> Records shown:

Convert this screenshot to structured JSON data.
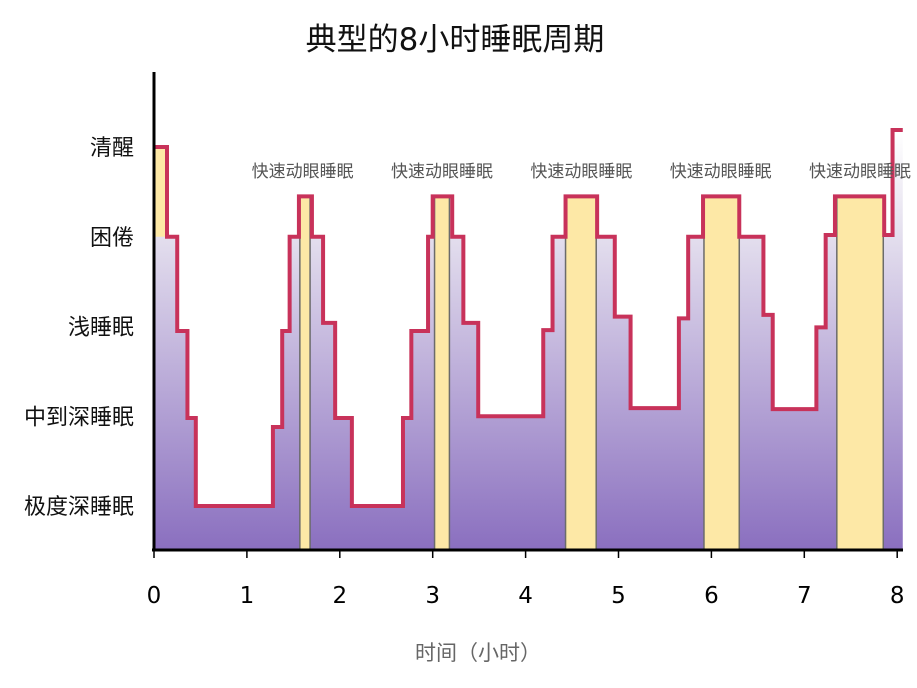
{
  "chart_data": {
    "type": "line",
    "subtype": "step-area",
    "title": "典型的8小时睡眠周期",
    "xlabel": "时间（小时）",
    "ylabel": "",
    "xlim": [
      0,
      8
    ],
    "x_ticks": [
      0,
      1,
      2,
      3,
      4,
      5,
      6,
      7,
      8
    ],
    "y_categories": [
      "极度深睡眠",
      "中到深睡眠",
      "浅睡眠",
      "困倦",
      "清醒"
    ],
    "grid": false,
    "series": [
      {
        "steps": [
          [
            0,
            4.0
          ],
          [
            0.14,
            3.0
          ],
          [
            0.25,
            1.95
          ],
          [
            0.36,
            0.98
          ],
          [
            0.45,
            0
          ],
          [
            1.28,
            0.88
          ],
          [
            1.38,
            1.95
          ],
          [
            1.46,
            3.0
          ],
          [
            1.56,
            3.45
          ],
          [
            1.7,
            3.0
          ],
          [
            1.82,
            2.04
          ],
          [
            1.95,
            0.98
          ],
          [
            2.13,
            0
          ],
          [
            2.68,
            0.98
          ],
          [
            2.77,
            1.95
          ],
          [
            2.95,
            3.0
          ],
          [
            3.0,
            3.45
          ],
          [
            3.21,
            3.0
          ],
          [
            3.33,
            2.04
          ],
          [
            3.49,
            1.0
          ],
          [
            4.19,
            1.96
          ],
          [
            4.29,
            3.0
          ],
          [
            4.43,
            3.45
          ],
          [
            4.77,
            3.0
          ],
          [
            4.96,
            2.11
          ],
          [
            5.13,
            1.09
          ],
          [
            5.65,
            2.09
          ],
          [
            5.75,
            3.0
          ],
          [
            5.91,
            3.45
          ],
          [
            6.3,
            3.0
          ],
          [
            6.56,
            2.13
          ],
          [
            6.66,
            1.08
          ],
          [
            7.13,
            1.99
          ],
          [
            7.23,
            3.02
          ],
          [
            7.33,
            3.45
          ],
          [
            7.86,
            3.02
          ],
          [
            7.95,
            4.19
          ]
        ],
        "end": 8.06
      }
    ],
    "awake_band": {
      "range": [
        0,
        0.14
      ],
      "from_level": 3.0,
      "to_level": 4.0
    },
    "rem_periods": [
      [
        1.57,
        1.68
      ],
      [
        3.02,
        3.18
      ],
      [
        4.43,
        4.76
      ],
      [
        5.92,
        6.3
      ],
      [
        7.35,
        7.85
      ]
    ],
    "annotations": [
      {
        "text": "快速动眼睡眠",
        "x": 1.6
      },
      {
        "text": "快速动眼睡眠",
        "x": 3.1
      },
      {
        "text": "快速动眼睡眠",
        "x": 4.6
      },
      {
        "text": "快速动眼睡眠",
        "x": 6.1
      },
      {
        "text": "快速动眼睡眠",
        "x": 7.6
      }
    ],
    "colors": {
      "line": "#c8325a",
      "rem": "#fde8a6",
      "fill_top": "#ffffff",
      "fill_bottom": "#8a6fbf",
      "axis": "#000000"
    }
  }
}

> Exercise instructions:
Return the listing above in full and without alteration, excluding its pictures.

> Finished answer:
Convert this screenshot to structured JSON data.
{
  "chart_data": {
    "type": "line",
    "subtype": "step-area",
    "title": "典型的8小时睡眠周期",
    "xlabel": "时间（小时）",
    "ylabel": "",
    "xlim": [
      0,
      8
    ],
    "x_ticks": [
      0,
      1,
      2,
      3,
      4,
      5,
      6,
      7,
      8
    ],
    "y_categories": [
      "极度深睡眠",
      "中到深睡眠",
      "浅睡眠",
      "困倦",
      "清醒"
    ],
    "grid": false,
    "series": [
      {
        "steps": [
          [
            0,
            4.0
          ],
          [
            0.14,
            3.0
          ],
          [
            0.25,
            1.95
          ],
          [
            0.36,
            0.98
          ],
          [
            0.45,
            0
          ],
          [
            1.28,
            0.88
          ],
          [
            1.38,
            1.95
          ],
          [
            1.46,
            3.0
          ],
          [
            1.56,
            3.45
          ],
          [
            1.7,
            3.0
          ],
          [
            1.82,
            2.04
          ],
          [
            1.95,
            0.98
          ],
          [
            2.13,
            0
          ],
          [
            2.68,
            0.98
          ],
          [
            2.77,
            1.95
          ],
          [
            2.95,
            3.0
          ],
          [
            3.0,
            3.45
          ],
          [
            3.21,
            3.0
          ],
          [
            3.33,
            2.04
          ],
          [
            3.49,
            1.0
          ],
          [
            4.19,
            1.96
          ],
          [
            4.29,
            3.0
          ],
          [
            4.43,
            3.45
          ],
          [
            4.77,
            3.0
          ],
          [
            4.96,
            2.11
          ],
          [
            5.13,
            1.09
          ],
          [
            5.65,
            2.09
          ],
          [
            5.75,
            3.0
          ],
          [
            5.91,
            3.45
          ],
          [
            6.3,
            3.0
          ],
          [
            6.56,
            2.13
          ],
          [
            6.66,
            1.08
          ],
          [
            7.13,
            1.99
          ],
          [
            7.23,
            3.02
          ],
          [
            7.33,
            3.45
          ],
          [
            7.86,
            3.02
          ],
          [
            7.95,
            4.19
          ]
        ],
        "end": 8.06
      }
    ],
    "awake_band": {
      "range": [
        0,
        0.14
      ],
      "from_level": 3.0,
      "to_level": 4.0
    },
    "rem_periods": [
      [
        1.57,
        1.68
      ],
      [
        3.02,
        3.18
      ],
      [
        4.43,
        4.76
      ],
      [
        5.92,
        6.3
      ],
      [
        7.35,
        7.85
      ]
    ],
    "annotations": [
      {
        "text": "快速动眼睡眠",
        "x": 1.6
      },
      {
        "text": "快速动眼睡眠",
        "x": 3.1
      },
      {
        "text": "快速动眼睡眠",
        "x": 4.6
      },
      {
        "text": "快速动眼睡眠",
        "x": 6.1
      },
      {
        "text": "快速动眼睡眠",
        "x": 7.6
      }
    ],
    "colors": {
      "line": "#c8325a",
      "rem": "#fde8a6",
      "fill_top": "#ffffff",
      "fill_bottom": "#8a6fbf",
      "axis": "#000000"
    }
  }
}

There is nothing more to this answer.